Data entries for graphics

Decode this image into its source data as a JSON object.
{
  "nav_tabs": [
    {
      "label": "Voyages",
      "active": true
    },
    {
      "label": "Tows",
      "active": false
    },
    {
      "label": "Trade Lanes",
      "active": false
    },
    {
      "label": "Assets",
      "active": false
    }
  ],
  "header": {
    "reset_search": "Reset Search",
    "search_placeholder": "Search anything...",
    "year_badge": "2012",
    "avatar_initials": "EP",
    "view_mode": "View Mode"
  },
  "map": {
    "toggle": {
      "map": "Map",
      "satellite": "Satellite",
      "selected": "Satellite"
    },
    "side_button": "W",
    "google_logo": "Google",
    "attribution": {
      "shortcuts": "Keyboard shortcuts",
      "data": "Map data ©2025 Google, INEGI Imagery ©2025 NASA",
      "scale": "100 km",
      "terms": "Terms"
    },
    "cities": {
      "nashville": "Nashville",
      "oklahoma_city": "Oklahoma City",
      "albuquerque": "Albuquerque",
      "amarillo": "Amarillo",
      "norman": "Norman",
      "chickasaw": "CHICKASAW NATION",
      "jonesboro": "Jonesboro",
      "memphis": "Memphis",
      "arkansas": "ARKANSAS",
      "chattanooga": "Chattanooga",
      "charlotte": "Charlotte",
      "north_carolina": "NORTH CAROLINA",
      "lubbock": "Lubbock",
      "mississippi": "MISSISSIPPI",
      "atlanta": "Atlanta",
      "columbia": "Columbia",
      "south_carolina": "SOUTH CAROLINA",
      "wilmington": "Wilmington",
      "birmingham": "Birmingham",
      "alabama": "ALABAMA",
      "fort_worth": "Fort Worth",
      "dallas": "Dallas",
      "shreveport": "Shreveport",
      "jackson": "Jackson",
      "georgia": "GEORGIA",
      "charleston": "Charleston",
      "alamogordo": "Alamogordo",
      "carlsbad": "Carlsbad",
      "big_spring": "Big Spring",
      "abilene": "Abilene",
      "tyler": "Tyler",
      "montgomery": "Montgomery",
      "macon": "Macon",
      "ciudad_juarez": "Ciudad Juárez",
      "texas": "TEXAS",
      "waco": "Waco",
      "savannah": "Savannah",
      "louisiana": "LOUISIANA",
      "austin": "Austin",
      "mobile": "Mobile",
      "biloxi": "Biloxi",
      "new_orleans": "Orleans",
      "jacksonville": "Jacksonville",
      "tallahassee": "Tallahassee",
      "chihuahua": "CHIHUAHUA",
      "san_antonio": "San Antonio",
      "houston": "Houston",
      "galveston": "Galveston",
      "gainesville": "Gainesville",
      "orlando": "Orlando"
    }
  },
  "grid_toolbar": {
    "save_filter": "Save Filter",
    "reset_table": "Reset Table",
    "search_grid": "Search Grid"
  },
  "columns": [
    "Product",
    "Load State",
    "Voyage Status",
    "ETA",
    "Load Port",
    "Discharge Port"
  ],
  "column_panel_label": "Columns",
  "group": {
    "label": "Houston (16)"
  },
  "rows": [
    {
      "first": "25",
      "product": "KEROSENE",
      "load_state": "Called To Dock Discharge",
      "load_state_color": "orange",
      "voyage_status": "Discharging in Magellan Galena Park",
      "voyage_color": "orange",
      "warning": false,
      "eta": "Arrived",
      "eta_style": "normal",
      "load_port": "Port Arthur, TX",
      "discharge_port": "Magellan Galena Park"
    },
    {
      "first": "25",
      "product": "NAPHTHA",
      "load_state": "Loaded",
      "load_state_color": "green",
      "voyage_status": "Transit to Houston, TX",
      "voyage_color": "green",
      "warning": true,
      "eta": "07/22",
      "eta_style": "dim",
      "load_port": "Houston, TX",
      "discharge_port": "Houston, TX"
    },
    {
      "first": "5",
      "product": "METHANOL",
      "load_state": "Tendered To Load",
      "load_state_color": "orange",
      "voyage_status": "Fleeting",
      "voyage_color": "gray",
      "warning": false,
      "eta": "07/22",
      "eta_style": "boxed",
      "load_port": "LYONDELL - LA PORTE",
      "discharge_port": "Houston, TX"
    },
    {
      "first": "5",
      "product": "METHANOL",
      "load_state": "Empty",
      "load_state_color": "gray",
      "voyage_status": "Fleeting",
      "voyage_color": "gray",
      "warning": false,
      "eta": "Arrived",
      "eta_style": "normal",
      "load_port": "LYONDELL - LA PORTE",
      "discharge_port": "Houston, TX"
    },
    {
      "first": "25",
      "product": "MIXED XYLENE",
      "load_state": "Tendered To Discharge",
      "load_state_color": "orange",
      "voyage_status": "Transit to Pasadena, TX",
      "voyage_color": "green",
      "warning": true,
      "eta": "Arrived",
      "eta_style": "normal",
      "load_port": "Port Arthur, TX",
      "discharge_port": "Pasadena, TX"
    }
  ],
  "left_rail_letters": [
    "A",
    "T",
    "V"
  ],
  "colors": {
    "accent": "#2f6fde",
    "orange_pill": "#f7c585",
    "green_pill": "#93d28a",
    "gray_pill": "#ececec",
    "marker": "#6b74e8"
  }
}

(What is needed) Copy every line of the listing that includes the string "Search".

(Response to this task)
    "reset_search": "Reset Search",
    "search_placeholder": "Search anything...",
    "search_grid": "Search Grid"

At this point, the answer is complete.